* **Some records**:

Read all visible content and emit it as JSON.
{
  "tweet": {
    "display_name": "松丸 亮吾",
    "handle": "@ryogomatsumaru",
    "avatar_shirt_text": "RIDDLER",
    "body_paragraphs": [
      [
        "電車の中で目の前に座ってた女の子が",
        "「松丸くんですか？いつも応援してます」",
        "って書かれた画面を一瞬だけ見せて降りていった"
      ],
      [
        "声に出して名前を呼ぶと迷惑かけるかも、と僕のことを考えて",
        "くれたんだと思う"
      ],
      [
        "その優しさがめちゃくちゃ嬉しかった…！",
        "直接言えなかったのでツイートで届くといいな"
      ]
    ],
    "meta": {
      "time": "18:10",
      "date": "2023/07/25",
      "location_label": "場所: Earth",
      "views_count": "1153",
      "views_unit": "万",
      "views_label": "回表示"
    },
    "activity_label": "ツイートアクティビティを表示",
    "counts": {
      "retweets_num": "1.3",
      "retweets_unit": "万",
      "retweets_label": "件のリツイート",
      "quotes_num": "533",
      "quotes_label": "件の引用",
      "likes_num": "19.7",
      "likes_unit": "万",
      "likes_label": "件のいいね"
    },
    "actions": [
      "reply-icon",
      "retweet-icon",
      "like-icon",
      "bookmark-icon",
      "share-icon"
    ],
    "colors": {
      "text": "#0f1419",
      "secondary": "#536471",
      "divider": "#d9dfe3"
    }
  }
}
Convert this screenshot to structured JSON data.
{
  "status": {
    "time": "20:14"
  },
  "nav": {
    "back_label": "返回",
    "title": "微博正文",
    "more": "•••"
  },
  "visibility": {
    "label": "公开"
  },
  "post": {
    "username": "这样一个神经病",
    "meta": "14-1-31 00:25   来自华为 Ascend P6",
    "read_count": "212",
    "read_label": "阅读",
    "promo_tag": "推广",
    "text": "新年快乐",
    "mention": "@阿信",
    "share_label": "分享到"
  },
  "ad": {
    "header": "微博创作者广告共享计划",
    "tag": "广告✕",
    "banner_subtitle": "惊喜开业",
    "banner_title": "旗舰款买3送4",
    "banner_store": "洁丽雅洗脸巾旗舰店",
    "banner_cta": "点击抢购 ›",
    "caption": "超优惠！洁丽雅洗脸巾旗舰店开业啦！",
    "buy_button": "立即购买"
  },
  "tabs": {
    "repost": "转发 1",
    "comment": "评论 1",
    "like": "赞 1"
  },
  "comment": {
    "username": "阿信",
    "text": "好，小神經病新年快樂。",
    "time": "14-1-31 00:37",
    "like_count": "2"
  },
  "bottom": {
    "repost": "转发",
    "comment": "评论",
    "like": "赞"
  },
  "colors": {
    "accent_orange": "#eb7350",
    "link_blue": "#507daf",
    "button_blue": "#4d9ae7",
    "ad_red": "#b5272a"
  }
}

* **Exercise requirements**: Each entry above is to be printed again exactly.

* **Answer to the task**:
Read all visible content and emit it as JSON.
{
  "tweet": {
    "display_name": "松丸 亮吾",
    "handle": "@ryogomatsumaru",
    "avatar_shirt_text": "RIDDLER",
    "body_paragraphs": [
      [
        "電車の中で目の前に座ってた女の子が",
        "「松丸くんですか？いつも応援してます」",
        "って書かれた画面を一瞬だけ見せて降りていった"
      ],
      [
        "声に出して名前を呼ぶと迷惑かけるかも、と僕のことを考えて",
        "くれたんだと思う"
      ],
      [
        "その優しさがめちゃくちゃ嬉しかった…！",
        "直接言えなかったのでツイートで届くといいな"
      ]
    ],
    "meta": {
      "time": "18:10",
      "date": "2023/07/25",
      "location_label": "場所: Earth",
      "views_count": "1153",
      "views_unit": "万",
      "views_label": "回表示"
    },
    "activity_label": "ツイートアクティビティを表示",
    "counts": {
      "retweets_num": "1.3",
      "retweets_unit": "万",
      "retweets_label": "件のリツイート",
      "quotes_num": "533",
      "quotes_label": "件の引用",
      "likes_num": "19.7",
      "likes_unit": "万",
      "likes_label": "件のいいね"
    },
    "actions": [
      "reply-icon",
      "retweet-icon",
      "like-icon",
      "bookmark-icon",
      "share-icon"
    ],
    "colors": {
      "text": "#0f1419",
      "secondary": "#536471",
      "divider": "#d9dfe3"
    }
  }
}
Convert this screenshot to structured JSON data.
{
  "status": {
    "time": "20:14"
  },
  "nav": {
    "back_label": "返回",
    "title": "微博正文",
    "more": "•••"
  },
  "visibility": {
    "label": "公开"
  },
  "post": {
    "username": "这样一个神经病",
    "meta": "14-1-31 00:25   来自华为 Ascend P6",
    "read_count": "212",
    "read_label": "阅读",
    "promo_tag": "推广",
    "text": "新年快乐",
    "mention": "@阿信",
    "share_label": "分享到"
  },
  "ad": {
    "header": "微博创作者广告共享计划",
    "tag": "广告✕",
    "banner_subtitle": "惊喜开业",
    "banner_title": "旗舰款买3送4",
    "banner_store": "洁丽雅洗脸巾旗舰店",
    "banner_cta": "点击抢购 ›",
    "caption": "超优惠！洁丽雅洗脸巾旗舰店开业啦！",
    "buy_button": "立即购买"
  },
  "tabs": {
    "repost": "转发 1",
    "comment": "评论 1",
    "like": "赞 1"
  },
  "comment": {
    "username": "阿信",
    "text": "好，小神經病新年快樂。",
    "time": "14-1-31 00:37",
    "like_count": "2"
  },
  "bottom": {
    "repost": "转发",
    "comment": "评论",
    "like": "赞"
  },
  "colors": {
    "accent_orange": "#eb7350",
    "link_blue": "#507daf",
    "button_blue": "#4d9ae7",
    "ad_red": "#b5272a"
  }
}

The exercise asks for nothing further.